*SHORT PROBLEM*. Tally up how many lines in the listing below contain the string "regangan", and give only the total.

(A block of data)

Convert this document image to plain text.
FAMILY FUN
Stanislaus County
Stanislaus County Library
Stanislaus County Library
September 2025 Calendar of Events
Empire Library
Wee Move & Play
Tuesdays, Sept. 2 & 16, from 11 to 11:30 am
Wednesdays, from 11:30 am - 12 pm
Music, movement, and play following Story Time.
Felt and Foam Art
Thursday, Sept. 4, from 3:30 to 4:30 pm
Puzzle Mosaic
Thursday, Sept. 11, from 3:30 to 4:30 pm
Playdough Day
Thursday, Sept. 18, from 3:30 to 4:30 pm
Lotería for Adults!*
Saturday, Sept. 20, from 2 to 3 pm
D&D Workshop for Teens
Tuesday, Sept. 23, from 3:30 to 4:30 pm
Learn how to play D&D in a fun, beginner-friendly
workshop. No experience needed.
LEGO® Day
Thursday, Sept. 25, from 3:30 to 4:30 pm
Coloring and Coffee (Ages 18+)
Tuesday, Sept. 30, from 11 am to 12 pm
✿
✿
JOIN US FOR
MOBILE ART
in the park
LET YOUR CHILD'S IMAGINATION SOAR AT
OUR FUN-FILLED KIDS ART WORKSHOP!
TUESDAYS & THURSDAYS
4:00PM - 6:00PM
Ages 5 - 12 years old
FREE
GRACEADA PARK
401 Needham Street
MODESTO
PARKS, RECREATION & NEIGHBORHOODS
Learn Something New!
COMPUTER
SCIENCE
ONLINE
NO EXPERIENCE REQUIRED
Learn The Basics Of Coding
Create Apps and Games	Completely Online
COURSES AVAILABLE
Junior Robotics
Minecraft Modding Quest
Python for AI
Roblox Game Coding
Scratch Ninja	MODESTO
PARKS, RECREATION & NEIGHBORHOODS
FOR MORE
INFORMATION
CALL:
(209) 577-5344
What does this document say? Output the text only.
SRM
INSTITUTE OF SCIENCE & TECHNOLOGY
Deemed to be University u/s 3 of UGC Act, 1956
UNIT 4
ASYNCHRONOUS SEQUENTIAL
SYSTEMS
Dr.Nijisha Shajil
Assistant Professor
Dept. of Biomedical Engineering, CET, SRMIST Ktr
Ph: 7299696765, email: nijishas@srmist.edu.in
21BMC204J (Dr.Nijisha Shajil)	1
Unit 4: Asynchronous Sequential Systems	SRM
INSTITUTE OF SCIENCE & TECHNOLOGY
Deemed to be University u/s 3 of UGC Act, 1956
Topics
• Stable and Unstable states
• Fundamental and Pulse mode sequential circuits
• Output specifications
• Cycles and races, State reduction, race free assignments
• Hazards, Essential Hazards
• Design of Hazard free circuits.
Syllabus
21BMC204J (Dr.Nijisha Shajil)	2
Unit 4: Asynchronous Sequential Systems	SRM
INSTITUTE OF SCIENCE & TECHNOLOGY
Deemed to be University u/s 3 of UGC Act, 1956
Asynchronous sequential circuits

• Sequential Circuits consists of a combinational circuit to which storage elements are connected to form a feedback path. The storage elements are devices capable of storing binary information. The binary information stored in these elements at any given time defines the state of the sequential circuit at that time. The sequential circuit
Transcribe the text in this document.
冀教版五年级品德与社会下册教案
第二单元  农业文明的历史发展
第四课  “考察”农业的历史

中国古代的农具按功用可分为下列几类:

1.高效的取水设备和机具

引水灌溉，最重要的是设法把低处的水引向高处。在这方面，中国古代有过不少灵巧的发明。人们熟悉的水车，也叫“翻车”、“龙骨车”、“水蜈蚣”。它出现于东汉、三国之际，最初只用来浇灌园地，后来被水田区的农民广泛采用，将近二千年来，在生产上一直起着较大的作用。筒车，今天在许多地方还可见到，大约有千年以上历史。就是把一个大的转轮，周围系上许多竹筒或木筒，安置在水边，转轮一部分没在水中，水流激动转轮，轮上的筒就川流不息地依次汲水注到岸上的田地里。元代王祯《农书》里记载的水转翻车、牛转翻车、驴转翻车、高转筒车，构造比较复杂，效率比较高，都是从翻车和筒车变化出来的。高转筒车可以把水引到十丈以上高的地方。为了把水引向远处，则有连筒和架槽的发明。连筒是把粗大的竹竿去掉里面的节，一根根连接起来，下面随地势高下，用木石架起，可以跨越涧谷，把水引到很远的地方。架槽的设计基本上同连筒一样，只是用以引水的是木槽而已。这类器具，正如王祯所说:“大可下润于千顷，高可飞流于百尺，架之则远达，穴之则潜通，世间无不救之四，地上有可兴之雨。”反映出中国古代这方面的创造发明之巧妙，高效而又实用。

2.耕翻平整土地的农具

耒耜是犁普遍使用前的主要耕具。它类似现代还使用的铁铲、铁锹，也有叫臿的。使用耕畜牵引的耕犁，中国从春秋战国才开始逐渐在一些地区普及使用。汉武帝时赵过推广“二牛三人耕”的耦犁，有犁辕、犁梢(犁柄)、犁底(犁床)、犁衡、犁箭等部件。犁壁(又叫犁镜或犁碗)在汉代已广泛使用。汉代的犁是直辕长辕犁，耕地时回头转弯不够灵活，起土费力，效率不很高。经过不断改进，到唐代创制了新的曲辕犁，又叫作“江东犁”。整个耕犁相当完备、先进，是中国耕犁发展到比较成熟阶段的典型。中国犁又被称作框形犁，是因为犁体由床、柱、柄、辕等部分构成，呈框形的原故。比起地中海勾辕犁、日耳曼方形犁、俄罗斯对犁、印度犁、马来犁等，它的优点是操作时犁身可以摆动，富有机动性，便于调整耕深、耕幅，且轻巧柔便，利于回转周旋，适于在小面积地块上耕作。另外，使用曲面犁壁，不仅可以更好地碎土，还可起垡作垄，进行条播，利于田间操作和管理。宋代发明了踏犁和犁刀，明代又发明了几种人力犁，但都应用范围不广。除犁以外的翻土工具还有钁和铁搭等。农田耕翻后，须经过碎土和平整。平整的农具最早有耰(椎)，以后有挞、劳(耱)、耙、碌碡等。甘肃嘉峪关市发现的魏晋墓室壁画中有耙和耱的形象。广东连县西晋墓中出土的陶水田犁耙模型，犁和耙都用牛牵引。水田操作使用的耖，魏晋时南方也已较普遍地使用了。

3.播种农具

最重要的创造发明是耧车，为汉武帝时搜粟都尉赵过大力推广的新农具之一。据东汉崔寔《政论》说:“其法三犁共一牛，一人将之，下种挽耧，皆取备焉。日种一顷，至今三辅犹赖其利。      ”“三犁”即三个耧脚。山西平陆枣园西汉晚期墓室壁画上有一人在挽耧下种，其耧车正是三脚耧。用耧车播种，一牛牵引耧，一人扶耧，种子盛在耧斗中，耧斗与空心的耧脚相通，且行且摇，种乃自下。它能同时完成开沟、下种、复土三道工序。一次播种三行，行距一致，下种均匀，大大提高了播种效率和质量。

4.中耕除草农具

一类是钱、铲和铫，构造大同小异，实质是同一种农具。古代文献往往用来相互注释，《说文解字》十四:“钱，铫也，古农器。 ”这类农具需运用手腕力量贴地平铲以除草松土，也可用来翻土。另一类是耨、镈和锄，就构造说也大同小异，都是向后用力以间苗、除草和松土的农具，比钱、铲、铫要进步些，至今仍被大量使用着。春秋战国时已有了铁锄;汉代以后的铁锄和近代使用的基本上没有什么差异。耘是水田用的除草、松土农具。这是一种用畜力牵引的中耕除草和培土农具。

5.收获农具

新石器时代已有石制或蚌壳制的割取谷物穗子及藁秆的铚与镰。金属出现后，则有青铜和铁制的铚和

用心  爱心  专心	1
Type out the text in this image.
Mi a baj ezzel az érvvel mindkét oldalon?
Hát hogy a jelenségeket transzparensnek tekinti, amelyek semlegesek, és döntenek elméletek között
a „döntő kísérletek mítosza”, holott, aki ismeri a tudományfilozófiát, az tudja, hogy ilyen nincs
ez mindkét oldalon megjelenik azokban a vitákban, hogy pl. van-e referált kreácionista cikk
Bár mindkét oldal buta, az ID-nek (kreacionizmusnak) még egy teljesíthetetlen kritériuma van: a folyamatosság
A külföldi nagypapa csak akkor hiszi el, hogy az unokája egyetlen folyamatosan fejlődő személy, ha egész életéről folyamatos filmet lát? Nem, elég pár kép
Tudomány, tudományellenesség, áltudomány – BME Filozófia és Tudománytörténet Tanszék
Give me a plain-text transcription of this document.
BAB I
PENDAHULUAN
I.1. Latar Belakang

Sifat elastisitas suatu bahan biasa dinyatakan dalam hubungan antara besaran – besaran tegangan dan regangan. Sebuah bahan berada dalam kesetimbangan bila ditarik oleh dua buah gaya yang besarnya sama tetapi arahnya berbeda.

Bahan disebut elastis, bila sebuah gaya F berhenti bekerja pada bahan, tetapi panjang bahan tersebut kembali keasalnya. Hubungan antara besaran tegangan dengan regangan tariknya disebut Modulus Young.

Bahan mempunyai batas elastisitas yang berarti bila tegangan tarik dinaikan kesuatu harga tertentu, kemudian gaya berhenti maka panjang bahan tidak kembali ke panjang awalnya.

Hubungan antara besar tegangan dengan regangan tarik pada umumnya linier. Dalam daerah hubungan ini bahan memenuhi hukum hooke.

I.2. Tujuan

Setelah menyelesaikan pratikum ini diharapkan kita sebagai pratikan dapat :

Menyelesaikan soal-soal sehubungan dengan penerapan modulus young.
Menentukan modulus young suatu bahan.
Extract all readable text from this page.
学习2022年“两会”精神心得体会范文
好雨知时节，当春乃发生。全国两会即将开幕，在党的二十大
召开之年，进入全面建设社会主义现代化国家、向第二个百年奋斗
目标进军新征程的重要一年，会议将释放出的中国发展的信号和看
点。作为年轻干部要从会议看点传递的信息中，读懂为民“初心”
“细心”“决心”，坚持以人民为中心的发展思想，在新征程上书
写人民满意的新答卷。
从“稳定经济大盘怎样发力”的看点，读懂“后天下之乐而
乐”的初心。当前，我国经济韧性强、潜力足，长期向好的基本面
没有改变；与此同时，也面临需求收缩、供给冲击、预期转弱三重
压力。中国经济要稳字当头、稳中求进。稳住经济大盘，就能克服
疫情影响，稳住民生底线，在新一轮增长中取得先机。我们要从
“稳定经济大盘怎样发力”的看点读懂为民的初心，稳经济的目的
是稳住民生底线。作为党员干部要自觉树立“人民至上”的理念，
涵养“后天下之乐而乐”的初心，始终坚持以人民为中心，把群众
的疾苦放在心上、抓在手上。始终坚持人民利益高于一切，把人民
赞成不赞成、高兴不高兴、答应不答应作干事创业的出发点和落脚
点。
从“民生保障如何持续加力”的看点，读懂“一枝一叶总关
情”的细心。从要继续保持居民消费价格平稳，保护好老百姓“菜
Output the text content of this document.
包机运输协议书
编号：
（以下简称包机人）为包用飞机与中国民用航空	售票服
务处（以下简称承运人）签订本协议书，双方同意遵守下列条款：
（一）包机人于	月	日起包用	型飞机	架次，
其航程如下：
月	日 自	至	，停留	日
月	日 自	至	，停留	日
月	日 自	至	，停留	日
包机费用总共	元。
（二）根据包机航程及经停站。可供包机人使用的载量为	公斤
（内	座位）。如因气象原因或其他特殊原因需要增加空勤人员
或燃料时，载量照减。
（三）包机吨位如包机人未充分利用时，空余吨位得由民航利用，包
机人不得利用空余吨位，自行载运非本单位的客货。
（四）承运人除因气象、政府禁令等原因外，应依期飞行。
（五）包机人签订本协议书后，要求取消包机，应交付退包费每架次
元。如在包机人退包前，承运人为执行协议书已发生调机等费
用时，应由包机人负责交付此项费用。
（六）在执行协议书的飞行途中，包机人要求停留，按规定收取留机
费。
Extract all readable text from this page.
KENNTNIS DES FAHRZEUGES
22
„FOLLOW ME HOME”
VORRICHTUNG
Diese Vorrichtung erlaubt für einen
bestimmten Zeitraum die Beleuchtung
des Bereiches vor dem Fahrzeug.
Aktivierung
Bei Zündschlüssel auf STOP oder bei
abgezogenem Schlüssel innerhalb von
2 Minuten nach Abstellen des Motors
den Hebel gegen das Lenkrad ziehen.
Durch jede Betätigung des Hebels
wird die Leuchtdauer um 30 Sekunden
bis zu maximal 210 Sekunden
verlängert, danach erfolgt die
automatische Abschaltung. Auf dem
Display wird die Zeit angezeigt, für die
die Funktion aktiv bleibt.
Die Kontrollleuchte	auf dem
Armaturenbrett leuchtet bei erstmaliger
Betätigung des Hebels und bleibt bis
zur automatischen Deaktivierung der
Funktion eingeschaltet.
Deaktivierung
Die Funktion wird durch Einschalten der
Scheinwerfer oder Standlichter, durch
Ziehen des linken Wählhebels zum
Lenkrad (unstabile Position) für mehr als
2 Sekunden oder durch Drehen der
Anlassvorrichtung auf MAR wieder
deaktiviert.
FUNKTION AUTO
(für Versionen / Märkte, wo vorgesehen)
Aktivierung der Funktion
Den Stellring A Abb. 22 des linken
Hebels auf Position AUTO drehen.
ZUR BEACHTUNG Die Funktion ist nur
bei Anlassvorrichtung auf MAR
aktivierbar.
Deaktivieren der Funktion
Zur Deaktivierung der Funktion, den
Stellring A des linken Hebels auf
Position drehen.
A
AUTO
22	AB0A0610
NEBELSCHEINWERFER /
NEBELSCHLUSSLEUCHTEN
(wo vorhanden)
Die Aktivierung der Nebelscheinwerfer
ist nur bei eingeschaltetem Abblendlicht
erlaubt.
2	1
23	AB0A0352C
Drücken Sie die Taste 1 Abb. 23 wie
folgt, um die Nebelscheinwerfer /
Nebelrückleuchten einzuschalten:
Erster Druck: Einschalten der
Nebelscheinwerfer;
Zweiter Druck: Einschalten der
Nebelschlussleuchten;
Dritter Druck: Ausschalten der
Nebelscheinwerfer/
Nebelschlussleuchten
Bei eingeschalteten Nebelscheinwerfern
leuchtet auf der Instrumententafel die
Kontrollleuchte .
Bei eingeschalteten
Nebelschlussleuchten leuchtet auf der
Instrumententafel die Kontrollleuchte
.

*ANSWER FOR THIS EXERCISE*. 3